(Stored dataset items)

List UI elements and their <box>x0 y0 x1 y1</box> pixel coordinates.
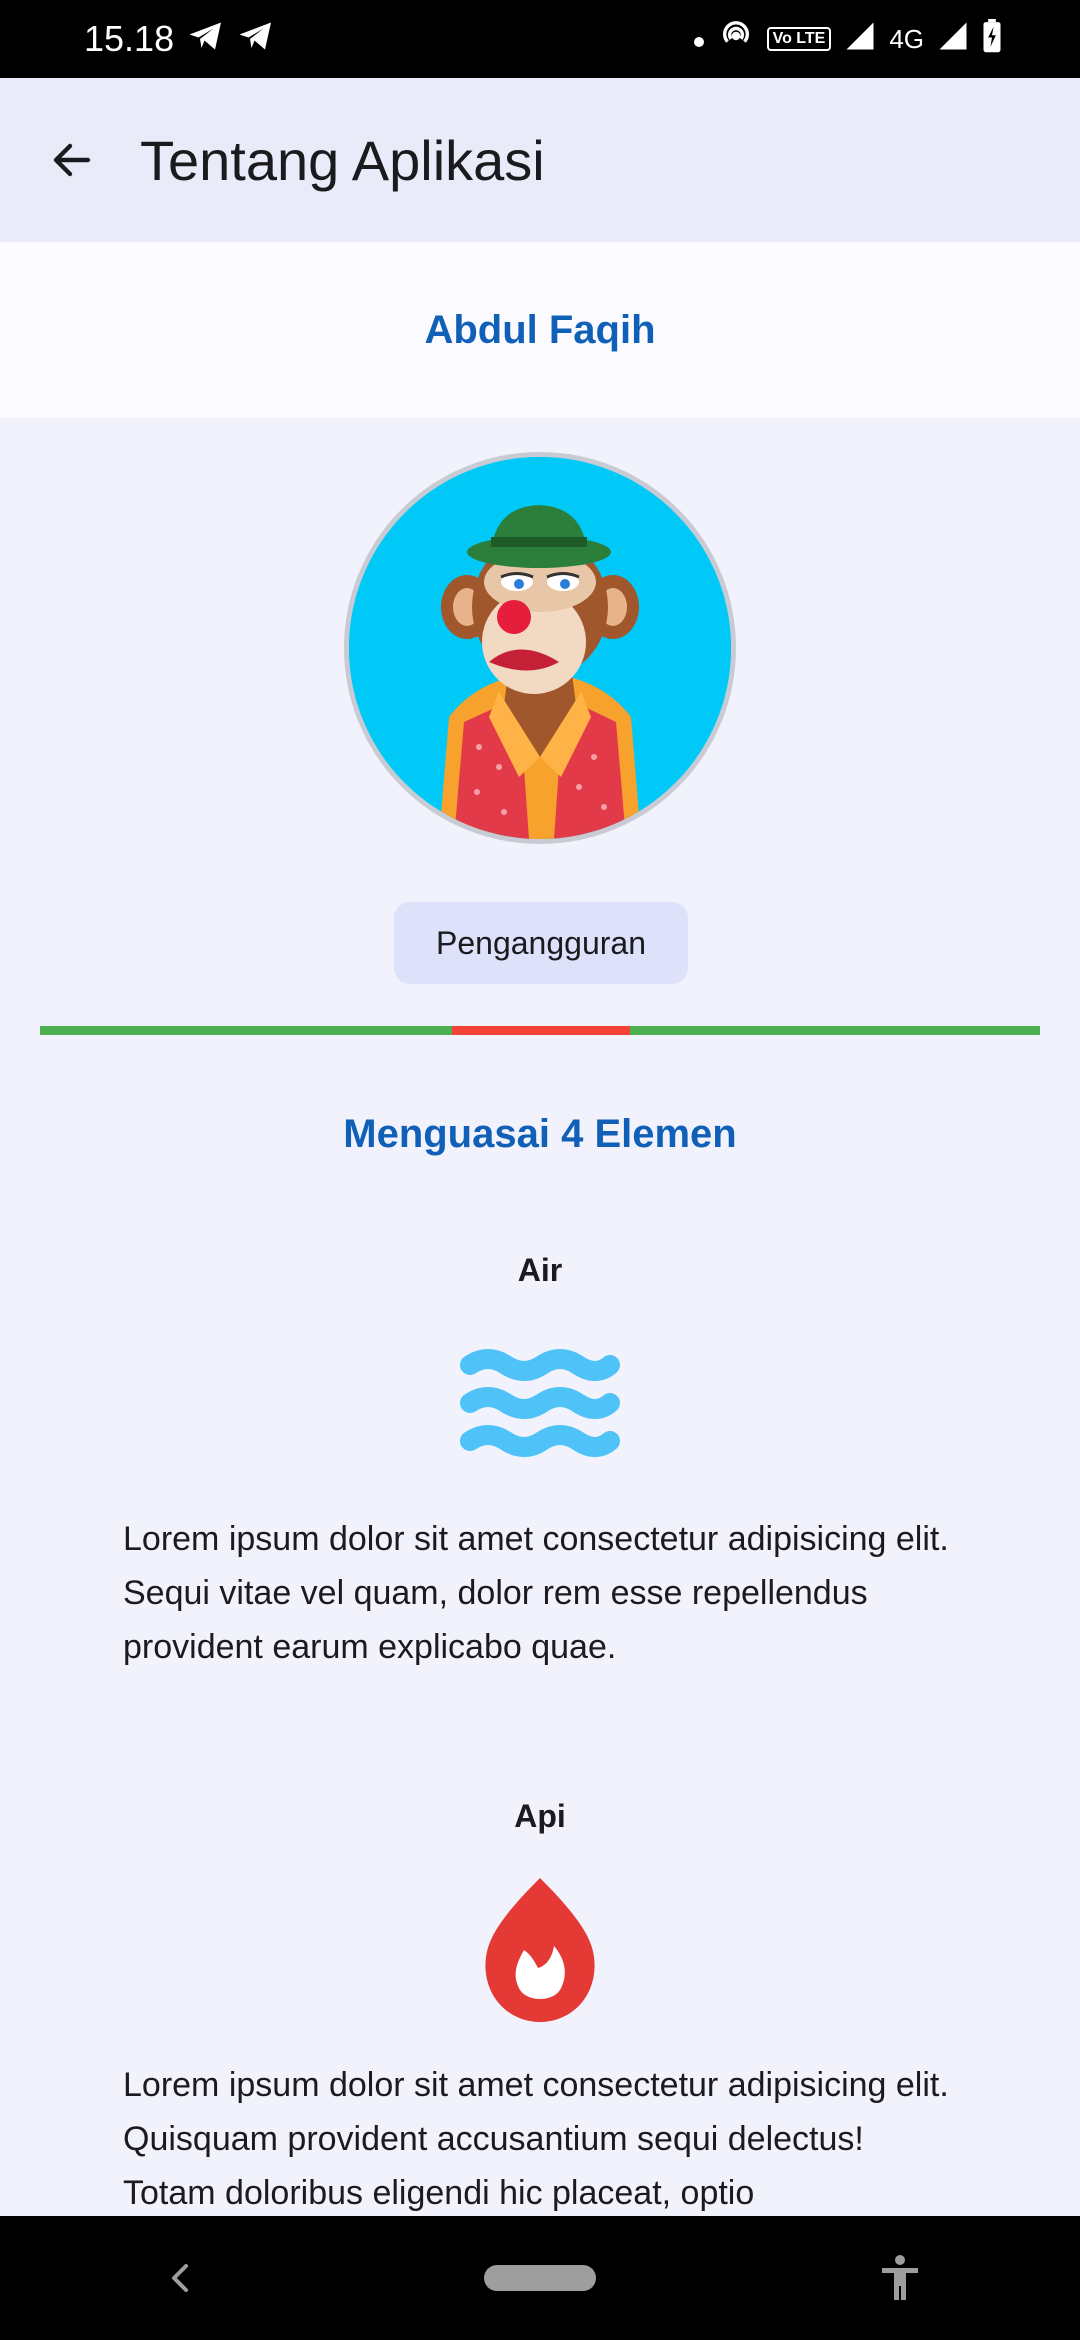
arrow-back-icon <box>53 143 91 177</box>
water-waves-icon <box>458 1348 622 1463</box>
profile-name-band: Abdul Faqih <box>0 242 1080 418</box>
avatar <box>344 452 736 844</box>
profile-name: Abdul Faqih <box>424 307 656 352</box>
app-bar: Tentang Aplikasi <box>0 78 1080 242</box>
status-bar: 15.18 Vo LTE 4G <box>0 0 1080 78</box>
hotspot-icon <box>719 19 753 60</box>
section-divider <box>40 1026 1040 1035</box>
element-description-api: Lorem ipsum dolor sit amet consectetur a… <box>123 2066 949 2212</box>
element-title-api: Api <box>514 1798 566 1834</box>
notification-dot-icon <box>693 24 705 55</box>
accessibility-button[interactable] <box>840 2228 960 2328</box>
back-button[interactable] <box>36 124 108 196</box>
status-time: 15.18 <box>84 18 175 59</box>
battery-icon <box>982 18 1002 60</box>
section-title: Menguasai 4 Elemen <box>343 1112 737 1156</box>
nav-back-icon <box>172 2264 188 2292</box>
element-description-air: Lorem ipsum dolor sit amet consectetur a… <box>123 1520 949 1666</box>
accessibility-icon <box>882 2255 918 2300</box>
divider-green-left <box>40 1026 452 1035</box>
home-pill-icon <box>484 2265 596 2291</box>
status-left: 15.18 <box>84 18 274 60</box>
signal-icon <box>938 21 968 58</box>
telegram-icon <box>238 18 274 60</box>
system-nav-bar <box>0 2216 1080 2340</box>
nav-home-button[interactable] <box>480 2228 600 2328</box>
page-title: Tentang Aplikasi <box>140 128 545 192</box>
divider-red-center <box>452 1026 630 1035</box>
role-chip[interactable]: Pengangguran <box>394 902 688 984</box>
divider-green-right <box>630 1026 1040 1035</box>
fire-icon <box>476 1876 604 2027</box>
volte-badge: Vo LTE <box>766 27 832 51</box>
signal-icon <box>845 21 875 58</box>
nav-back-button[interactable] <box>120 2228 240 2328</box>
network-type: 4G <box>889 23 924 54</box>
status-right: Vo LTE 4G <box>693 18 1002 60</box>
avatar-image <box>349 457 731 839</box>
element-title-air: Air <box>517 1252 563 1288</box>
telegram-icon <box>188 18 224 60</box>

## Given problem:
Please put the lines of the material above into a numbered list, starting at the line that contains "arrow-back-icon <box>53 143 91 177</box>" and ending at the line that contains "divider-green-left <box>40 1026", with both of those lines included and blank lines left out.

## Solution for this problem:
1. arrow-back-icon <box>53 143 91 177</box>
2. water-waves-icon <box>458 1348 622 1463</box>
3. profile-name-band: Abdul Faqih <box>0 242 1080 418</box>
4. avatar <box>344 452 736 844</box>
5. profile-name: Abdul Faqih <box>424 307 656 352</box>
6. app-bar: Tentang Aplikasi <box>0 78 1080 242</box>
7. status-bar: 15.18 Vo LTE 4G <box>0 0 1080 78</box>
8. hotspot-icon <box>719 19 753 60</box>
9. section-divider <box>40 1026 1040 1035</box>
10. element-description-api: Lorem ipsum dolor sit amet consectetur a… <box>123 2066 949 2212</box>
11. element-title-api: Api <box>514 1798 566 1834</box>
12. notification-dot-icon <box>693 24 705 55</box>
13. accessibility-button[interactable] <box>840 2228 960 2328</box>
14. back-button[interactable] <box>36 124 108 196</box>
15. status-time: 15.18 <box>84 18 175 59</box>
16. battery-icon <box>982 18 1002 60</box>
17. section-title: Menguasai 4 Elemen <box>343 1112 737 1156</box>
18. nav-back-icon <box>172 2264 188 2292</box>
19. element-description-air: Lorem ipsum dolor sit amet consectetur a… <box>123 1520 949 1666</box>
20. accessibility-icon <box>882 2255 918 2300</box>
21. divider-green-left <box>40 1026 452 1035</box>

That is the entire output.